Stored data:
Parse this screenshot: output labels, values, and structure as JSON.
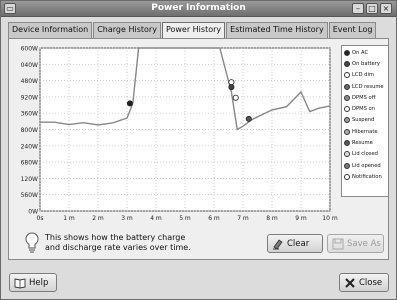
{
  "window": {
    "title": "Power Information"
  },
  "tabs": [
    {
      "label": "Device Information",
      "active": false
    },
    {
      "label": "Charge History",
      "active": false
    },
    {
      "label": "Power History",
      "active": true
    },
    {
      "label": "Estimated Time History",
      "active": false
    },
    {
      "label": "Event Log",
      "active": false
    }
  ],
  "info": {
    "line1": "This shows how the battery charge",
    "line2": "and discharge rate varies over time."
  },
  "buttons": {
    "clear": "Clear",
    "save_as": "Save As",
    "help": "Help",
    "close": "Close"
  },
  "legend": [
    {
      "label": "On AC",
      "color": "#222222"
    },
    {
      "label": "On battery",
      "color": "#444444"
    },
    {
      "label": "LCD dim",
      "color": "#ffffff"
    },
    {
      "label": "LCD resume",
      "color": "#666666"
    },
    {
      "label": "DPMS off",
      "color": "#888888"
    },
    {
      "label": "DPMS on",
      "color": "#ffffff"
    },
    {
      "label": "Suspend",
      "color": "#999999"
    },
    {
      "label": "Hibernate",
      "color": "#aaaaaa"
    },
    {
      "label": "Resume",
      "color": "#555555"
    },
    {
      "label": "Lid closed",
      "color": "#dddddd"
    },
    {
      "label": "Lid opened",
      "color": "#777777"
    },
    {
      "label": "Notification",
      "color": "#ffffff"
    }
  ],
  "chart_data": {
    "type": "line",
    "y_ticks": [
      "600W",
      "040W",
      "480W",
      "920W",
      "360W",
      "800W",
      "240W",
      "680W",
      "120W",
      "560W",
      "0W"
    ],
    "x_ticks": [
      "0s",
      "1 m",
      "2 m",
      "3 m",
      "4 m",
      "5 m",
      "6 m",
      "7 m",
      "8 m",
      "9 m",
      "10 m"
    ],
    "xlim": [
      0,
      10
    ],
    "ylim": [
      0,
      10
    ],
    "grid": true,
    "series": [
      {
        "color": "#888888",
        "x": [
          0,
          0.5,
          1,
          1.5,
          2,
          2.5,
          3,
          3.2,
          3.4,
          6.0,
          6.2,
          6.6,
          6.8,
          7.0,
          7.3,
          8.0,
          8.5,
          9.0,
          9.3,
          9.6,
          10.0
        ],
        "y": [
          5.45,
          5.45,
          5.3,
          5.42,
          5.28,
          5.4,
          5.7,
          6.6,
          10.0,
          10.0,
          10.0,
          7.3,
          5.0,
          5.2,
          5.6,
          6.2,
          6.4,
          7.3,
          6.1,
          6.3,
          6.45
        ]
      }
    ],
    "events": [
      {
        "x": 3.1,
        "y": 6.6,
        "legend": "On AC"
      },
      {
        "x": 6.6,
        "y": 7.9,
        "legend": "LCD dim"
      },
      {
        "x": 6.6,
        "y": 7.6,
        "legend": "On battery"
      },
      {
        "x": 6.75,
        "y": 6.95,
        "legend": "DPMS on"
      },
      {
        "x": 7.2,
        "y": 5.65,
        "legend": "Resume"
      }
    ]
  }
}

...

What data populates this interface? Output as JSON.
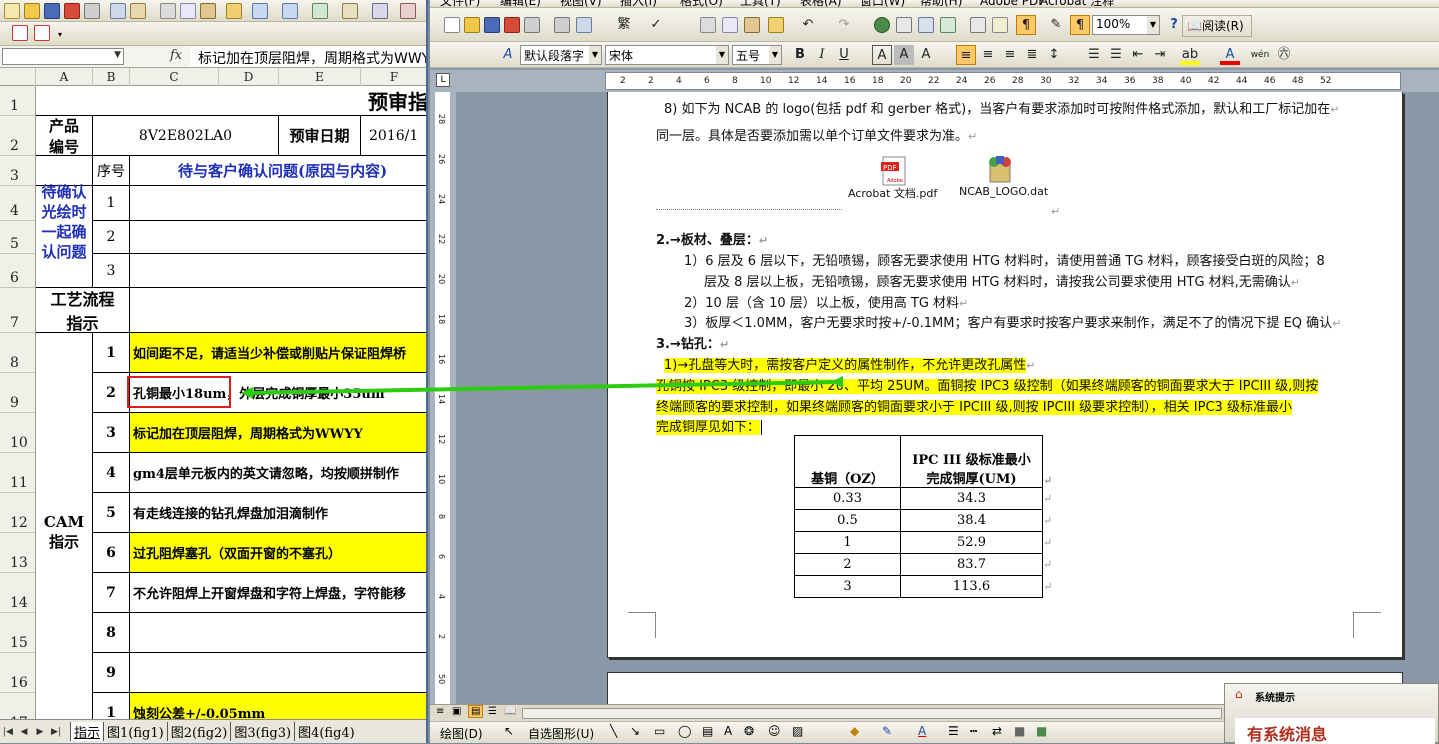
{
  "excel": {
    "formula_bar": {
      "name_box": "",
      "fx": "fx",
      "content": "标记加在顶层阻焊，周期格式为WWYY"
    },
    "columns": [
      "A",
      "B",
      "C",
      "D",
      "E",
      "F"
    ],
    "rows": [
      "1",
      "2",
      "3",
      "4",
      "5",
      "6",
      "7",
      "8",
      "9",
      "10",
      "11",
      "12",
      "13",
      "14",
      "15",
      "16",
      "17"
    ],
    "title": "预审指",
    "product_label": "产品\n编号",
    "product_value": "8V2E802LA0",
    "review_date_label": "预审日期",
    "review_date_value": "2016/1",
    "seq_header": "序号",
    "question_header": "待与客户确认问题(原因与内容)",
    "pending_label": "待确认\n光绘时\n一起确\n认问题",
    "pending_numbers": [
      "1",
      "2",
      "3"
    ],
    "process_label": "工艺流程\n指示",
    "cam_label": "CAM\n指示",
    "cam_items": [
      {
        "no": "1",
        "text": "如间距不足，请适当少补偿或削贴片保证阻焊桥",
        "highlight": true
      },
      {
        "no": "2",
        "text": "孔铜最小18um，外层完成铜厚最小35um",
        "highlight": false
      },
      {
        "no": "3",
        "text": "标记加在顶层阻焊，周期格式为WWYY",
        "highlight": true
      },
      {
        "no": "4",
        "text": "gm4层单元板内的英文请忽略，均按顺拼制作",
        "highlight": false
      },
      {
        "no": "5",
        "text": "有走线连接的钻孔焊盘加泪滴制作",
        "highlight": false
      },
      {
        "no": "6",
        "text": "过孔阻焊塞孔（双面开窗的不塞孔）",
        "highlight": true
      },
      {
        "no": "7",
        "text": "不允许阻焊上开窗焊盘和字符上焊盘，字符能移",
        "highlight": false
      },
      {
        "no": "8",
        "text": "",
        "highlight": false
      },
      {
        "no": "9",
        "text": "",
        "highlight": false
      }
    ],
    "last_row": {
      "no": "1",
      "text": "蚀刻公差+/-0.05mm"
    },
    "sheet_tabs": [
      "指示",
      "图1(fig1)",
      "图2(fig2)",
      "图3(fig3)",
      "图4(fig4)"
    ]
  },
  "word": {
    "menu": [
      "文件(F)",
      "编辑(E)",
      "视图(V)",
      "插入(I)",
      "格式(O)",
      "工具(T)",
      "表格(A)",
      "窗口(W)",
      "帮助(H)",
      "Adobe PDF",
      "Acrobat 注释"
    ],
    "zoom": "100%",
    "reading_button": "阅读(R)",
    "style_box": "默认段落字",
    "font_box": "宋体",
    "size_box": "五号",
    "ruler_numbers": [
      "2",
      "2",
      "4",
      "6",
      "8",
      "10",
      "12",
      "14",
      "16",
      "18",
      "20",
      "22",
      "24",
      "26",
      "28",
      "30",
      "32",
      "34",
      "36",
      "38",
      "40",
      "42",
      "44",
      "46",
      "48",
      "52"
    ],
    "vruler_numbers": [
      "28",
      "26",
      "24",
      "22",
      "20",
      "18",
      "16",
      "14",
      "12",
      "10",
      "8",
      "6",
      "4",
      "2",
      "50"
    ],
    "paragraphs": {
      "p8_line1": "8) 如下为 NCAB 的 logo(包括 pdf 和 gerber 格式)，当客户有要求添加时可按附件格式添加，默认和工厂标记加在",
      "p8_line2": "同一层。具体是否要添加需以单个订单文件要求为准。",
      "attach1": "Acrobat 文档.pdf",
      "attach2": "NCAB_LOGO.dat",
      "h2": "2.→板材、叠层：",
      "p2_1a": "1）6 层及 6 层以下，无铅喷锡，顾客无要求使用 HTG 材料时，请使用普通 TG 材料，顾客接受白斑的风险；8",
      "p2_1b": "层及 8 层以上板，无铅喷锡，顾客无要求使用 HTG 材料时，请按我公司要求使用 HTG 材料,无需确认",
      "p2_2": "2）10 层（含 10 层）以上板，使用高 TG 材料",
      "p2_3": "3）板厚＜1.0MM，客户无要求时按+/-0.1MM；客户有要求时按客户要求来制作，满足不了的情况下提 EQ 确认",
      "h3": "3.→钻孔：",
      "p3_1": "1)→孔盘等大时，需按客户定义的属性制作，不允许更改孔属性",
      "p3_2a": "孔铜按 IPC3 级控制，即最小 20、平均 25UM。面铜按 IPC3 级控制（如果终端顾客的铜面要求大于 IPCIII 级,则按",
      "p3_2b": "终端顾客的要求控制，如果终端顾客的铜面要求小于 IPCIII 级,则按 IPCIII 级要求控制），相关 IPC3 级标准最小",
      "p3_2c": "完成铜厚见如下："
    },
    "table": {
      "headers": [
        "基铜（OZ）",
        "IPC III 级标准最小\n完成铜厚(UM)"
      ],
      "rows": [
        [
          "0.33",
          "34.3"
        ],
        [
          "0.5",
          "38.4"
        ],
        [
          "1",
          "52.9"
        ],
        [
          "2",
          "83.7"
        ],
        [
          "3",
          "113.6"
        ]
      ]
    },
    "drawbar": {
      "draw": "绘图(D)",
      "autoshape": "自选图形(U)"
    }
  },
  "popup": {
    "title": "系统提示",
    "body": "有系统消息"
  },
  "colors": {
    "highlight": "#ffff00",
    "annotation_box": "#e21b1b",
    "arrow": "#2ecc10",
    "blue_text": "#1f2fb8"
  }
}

### [EXERCISE AIM]
Using the records above, copy every line that has the word "DPMS" in it.

### [WRITTEN SOLUTION]
      "label": "DPMS off",
      "label": "DPMS on",
        "legend": "DPMS on"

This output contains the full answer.